- WHAT YOU SHOULD DO
The listing below should be copied in full, word for word.

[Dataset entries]

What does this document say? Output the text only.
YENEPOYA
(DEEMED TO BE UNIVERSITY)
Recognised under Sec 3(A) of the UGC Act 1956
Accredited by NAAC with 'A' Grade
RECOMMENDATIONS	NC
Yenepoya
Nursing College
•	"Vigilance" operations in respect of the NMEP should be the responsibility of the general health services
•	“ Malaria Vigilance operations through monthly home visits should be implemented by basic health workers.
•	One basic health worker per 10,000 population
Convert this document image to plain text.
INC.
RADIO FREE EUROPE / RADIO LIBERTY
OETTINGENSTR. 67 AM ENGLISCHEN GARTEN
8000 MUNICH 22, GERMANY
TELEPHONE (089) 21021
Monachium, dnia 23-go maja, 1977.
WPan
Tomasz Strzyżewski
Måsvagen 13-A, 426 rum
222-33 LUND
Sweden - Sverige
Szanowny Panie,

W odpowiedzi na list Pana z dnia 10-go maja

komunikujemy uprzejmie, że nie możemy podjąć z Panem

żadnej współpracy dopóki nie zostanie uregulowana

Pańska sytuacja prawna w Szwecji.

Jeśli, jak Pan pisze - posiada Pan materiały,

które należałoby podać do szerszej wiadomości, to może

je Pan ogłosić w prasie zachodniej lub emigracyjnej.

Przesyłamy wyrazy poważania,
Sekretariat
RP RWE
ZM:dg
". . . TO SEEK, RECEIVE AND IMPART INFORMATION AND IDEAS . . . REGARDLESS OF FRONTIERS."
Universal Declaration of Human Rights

- RESULT OF THIS TASK
What does this document say? Output the text only.
YENEPOYA
(DEEMED TO BE UNIVERSITY)
Recognised under Sec 3(A) of the UGC Act 1956
Accredited by NAAC with 'A' Grade
RECOMMENDATIONS	NC
Yenepoya
Nursing College
•	"Vigilance" operations in respect of the NMEP should be the responsibility of the general health services
•	“ Malaria Vigilance operations through monthly home visits should be implemented by basic health workers.
•	One basic health worker per 10,000 population
Convert this document image to plain text.
INC.
RADIO FREE EUROPE / RADIO LIBERTY
OETTINGENSTR. 67 AM ENGLISCHEN GARTEN
8000 MUNICH 22, GERMANY
TELEPHONE (089) 21021
Monachium, dnia 23-go maja, 1977.
WPan
Tomasz Strzyżewski
Måsvagen 13-A, 426 rum
222-33 LUND
Sweden - Sverige
Szanowny Panie,

W odpowiedzi na list Pana z dnia 10-go maja

komunikujemy uprzejmie, że nie możemy podjąć z Panem

żadnej współpracy dopóki nie zostanie uregulowana

Pańska sytuacja prawna w Szwecji.

Jeśli, jak Pan pisze - posiada Pan materiały,

które należałoby podać do szerszej wiadomości, to może

je Pan ogłosić w prasie zachodniej lub emigracyjnej.

Przesyłamy wyrazy poważania,
Sekretariat
RP RWE
ZM:dg
". . . TO SEEK, RECEIVE AND IMPART INFORMATION AND IDEAS . . . REGARDLESS OF FRONTIERS."
Universal Declaration of Human Rights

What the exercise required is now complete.